#### [WRITTEN TASK]
Extract the data from its first line through the line containing "274, 365, 299]", including both ends, and reproduce each of those lines without any change.

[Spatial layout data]

══════

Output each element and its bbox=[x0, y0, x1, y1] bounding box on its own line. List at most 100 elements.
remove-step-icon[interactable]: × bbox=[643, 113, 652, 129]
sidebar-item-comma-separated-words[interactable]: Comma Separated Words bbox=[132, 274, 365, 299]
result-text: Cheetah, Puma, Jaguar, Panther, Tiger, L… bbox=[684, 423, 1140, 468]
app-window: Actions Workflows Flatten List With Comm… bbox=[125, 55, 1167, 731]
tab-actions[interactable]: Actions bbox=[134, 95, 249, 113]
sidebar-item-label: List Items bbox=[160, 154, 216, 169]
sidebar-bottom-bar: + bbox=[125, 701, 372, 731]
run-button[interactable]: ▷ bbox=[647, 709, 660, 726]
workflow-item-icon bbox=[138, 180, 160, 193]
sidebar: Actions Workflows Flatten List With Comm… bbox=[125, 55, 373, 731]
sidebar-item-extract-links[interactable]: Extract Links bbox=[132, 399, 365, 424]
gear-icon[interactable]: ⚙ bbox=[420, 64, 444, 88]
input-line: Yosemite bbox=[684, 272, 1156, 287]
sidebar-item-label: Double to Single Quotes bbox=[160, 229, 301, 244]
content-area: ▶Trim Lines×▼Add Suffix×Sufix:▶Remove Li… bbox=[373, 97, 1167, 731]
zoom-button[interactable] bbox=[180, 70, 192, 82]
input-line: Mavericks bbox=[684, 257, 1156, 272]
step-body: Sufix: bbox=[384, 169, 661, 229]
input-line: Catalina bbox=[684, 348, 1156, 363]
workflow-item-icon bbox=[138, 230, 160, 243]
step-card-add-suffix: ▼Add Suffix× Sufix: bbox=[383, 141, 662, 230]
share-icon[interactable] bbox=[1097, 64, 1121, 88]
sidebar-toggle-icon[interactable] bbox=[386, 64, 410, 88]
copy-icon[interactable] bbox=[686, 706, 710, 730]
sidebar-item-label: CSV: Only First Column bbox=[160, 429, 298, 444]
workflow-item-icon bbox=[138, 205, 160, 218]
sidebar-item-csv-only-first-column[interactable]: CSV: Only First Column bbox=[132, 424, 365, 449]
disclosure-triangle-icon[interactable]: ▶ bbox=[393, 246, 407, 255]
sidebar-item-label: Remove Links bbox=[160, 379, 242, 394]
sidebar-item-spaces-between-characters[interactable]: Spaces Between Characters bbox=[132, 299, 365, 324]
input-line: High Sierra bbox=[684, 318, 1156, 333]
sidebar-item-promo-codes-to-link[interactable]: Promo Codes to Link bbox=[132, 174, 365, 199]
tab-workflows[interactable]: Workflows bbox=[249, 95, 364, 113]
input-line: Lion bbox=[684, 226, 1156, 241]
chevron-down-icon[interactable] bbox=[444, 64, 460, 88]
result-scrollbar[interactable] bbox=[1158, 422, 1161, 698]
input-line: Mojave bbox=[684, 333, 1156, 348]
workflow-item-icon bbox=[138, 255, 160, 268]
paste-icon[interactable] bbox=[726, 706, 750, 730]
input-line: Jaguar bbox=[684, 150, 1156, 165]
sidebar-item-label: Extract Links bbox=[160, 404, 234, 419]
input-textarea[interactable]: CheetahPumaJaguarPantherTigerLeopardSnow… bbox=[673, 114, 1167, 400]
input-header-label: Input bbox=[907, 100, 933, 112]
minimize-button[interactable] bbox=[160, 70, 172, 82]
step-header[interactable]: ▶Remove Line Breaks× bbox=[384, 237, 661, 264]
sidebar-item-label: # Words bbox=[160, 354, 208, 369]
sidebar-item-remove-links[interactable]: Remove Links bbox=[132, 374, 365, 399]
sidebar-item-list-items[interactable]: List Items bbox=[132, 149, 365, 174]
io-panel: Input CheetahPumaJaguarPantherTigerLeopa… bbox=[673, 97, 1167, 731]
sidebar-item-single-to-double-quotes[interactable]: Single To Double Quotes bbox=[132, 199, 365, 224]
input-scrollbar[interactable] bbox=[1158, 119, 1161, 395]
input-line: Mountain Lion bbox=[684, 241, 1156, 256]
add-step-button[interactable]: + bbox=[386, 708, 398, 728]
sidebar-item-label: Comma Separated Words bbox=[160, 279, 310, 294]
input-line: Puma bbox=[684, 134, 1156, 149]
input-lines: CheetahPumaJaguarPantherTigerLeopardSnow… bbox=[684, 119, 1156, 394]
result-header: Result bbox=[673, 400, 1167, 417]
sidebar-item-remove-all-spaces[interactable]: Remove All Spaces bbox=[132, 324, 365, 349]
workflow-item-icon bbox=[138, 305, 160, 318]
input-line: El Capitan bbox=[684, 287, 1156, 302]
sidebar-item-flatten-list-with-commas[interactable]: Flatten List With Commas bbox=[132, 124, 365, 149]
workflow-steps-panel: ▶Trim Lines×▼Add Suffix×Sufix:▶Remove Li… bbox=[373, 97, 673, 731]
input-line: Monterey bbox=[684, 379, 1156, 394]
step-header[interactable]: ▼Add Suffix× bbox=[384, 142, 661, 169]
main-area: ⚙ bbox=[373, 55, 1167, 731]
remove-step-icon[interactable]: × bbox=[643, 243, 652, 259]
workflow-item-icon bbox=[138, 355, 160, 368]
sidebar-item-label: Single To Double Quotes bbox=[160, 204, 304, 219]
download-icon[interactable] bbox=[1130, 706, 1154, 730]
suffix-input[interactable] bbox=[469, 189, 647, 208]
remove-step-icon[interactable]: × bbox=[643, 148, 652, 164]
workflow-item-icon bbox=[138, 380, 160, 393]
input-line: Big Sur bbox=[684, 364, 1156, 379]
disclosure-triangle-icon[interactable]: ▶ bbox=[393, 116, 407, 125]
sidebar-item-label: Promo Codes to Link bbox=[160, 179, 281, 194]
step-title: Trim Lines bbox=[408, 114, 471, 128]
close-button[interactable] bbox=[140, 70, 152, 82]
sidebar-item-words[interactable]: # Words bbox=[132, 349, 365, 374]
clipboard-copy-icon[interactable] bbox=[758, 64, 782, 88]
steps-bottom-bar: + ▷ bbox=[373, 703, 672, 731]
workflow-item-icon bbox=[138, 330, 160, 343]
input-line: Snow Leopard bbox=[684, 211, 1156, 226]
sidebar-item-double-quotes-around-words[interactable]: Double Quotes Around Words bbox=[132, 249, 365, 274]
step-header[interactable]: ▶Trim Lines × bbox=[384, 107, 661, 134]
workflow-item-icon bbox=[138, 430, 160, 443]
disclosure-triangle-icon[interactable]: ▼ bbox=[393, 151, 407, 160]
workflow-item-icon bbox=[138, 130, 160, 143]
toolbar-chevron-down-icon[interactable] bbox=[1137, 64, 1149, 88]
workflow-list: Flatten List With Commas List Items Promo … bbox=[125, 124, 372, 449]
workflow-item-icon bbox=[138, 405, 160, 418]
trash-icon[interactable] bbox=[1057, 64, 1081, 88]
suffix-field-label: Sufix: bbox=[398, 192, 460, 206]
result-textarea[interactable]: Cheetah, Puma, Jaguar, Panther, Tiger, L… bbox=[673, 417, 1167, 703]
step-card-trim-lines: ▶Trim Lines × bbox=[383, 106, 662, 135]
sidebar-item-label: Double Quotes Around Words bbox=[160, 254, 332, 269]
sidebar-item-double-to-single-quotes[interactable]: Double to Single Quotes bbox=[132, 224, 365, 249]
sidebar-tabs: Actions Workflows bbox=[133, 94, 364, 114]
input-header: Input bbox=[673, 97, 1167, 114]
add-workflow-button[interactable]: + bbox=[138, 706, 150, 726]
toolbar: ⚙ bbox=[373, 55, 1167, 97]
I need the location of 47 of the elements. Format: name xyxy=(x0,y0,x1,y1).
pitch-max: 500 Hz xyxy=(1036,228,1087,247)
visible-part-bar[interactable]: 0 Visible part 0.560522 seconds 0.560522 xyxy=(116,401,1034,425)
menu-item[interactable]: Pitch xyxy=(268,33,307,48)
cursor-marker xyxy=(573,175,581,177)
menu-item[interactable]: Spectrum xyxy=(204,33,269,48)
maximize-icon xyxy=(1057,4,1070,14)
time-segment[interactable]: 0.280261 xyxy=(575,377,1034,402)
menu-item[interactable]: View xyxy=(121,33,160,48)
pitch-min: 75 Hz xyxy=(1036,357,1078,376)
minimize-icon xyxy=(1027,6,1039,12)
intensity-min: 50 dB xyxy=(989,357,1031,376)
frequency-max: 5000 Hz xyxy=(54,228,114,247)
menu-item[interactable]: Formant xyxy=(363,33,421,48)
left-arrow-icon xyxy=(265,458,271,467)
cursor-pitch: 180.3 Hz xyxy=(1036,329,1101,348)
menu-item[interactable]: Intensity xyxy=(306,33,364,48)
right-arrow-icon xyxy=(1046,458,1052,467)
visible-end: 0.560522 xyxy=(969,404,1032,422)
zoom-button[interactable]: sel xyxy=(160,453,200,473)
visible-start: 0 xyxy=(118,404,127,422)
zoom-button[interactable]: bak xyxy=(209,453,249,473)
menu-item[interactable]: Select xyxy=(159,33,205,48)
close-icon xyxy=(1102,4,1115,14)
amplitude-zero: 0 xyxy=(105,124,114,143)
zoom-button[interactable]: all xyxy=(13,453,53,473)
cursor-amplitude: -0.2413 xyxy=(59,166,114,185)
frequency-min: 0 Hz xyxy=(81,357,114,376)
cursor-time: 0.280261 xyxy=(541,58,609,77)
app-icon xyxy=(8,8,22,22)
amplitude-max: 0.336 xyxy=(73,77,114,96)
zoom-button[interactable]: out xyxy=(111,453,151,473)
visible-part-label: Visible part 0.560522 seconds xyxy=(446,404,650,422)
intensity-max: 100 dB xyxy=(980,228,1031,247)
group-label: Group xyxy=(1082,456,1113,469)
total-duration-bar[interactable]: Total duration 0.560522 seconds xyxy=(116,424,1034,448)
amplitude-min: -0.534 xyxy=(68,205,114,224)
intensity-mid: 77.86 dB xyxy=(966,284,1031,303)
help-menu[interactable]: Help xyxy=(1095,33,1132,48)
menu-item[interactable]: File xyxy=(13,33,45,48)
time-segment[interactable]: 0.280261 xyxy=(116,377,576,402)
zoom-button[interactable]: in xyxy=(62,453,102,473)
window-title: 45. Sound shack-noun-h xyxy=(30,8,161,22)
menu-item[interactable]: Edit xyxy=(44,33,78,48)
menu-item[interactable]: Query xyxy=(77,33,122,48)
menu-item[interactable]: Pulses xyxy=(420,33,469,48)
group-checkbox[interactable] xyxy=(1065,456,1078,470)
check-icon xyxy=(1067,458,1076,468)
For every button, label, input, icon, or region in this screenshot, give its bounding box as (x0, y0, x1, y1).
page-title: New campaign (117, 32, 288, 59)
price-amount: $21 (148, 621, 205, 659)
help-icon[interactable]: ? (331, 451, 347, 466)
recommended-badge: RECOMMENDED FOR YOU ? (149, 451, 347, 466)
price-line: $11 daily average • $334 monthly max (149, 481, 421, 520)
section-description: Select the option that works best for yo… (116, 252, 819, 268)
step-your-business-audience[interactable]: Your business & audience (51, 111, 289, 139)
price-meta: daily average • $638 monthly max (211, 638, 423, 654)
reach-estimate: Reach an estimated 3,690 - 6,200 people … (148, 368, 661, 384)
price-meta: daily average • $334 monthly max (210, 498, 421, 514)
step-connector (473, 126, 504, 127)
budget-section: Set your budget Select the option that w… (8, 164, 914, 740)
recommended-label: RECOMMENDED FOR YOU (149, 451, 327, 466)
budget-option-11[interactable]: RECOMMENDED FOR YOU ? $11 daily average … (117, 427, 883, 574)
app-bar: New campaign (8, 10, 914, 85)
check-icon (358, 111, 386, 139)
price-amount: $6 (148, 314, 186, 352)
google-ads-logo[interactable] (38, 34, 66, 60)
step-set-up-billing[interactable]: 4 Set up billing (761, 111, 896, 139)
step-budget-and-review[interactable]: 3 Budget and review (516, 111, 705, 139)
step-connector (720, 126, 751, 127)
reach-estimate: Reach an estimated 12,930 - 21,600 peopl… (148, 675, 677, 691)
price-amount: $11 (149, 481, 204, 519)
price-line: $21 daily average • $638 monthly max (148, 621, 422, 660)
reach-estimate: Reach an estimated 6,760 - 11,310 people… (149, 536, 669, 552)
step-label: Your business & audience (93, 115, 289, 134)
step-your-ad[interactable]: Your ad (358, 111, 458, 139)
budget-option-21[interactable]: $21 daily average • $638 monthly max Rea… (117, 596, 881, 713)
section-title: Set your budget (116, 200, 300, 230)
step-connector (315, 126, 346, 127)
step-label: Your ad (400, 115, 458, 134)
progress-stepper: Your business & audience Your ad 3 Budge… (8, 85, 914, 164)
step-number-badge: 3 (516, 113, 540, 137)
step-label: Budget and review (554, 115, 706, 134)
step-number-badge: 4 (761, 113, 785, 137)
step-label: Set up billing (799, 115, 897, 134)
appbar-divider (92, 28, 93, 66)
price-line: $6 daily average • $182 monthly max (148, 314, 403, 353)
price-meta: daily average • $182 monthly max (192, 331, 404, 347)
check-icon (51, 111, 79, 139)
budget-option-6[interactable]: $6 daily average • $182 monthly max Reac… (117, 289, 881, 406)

══════

#### [FULL RESPONSE]
Output each element and its bbox=[x0, y0, x1, y1] bounding box on its own line. List at most 100 elements.
remove-step-icon[interactable]: × bbox=[643, 113, 652, 129]
sidebar-item-comma-separated-words[interactable]: Comma Separated Words bbox=[132, 274, 365, 299]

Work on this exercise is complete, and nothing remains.